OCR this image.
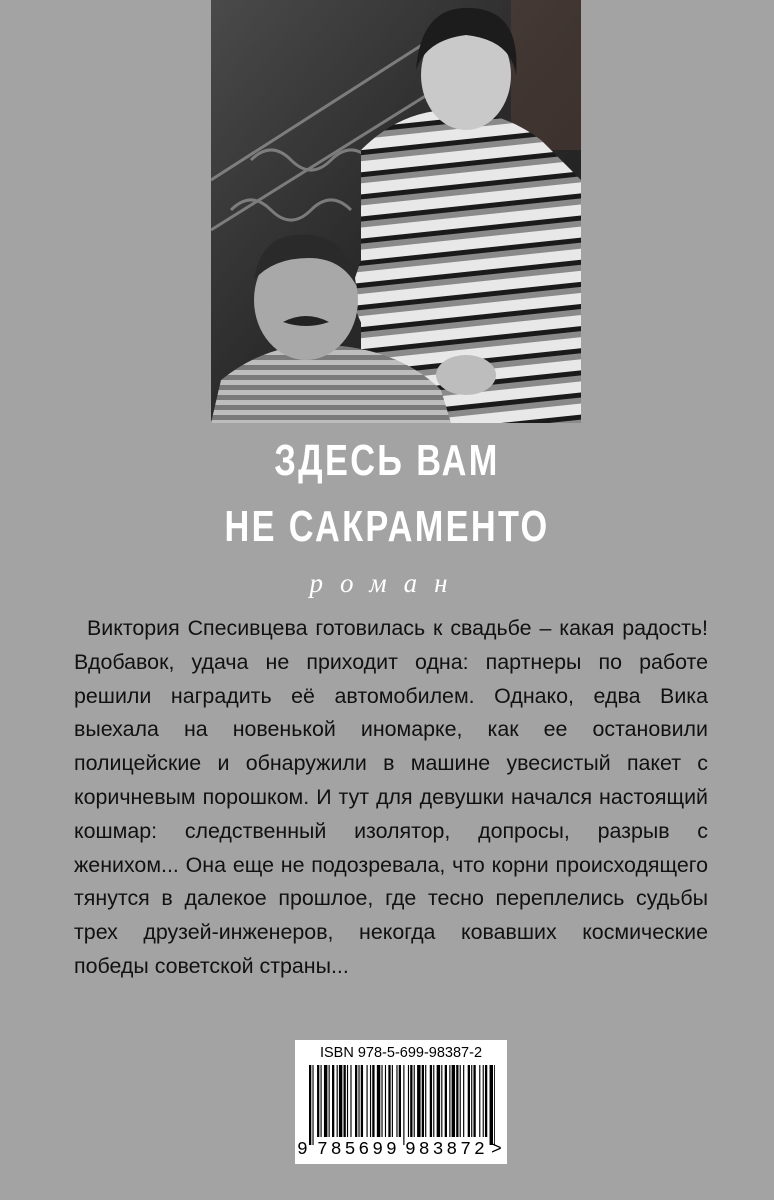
ЗДЕСЬ ВАМ
НЕ САКРАМЕНТО
роман

Виктория Спесивцева готовилась к свадьбе – какая радость! Вдобавок, удача не приходит одна: партнеры по работе решили наградить её автомобилем. Однако, едва Вика выехала на новенькой иномарке, как ее остановили полицейские и обнаружили в машине увесистый пакет с коричневым порошком. И тут для девушки начался настоящий кошмар: следственный изолятор, допросы, разрыв с женихом... Она еще не подозревала, что корни происходящего тянутся в далекое прошлое, где тесно переплелись судьбы трех друзей-инженеров, некогда ковавших космические победы советской страны...

ISBN 978-5-699-98387-2
9 785699 983872 >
○ ○ ○ ○
• _Task description_: Set down the material above as is, without any pictures.

• _Result of this exercise_:
OCR this image.
ЗДЕСЬ ВАМ
НЕ САКРАМЕНТО
роман

Виктория Спесивцева готовилась к свадьбе – какая радость! Вдобавок, удача не приходит одна: партнеры по работе решили наградить её автомобилем. Однако, едва Вика выехала на новенькой иномарке, как ее остановили полицейские и обнаружили в машине увесистый пакет с коричневым порошком. И тут для девушки начался настоящий кошмар: следственный изолятор, допросы, разрыв с женихом... Она еще не подозревала, что корни происходящего тянутся в далекое прошлое, где тесно переплелись судьбы трех друзей-инженеров, некогда ковавших космические победы советской страны...

ISBN 978-5-699-98387-2
9 785699 983872 >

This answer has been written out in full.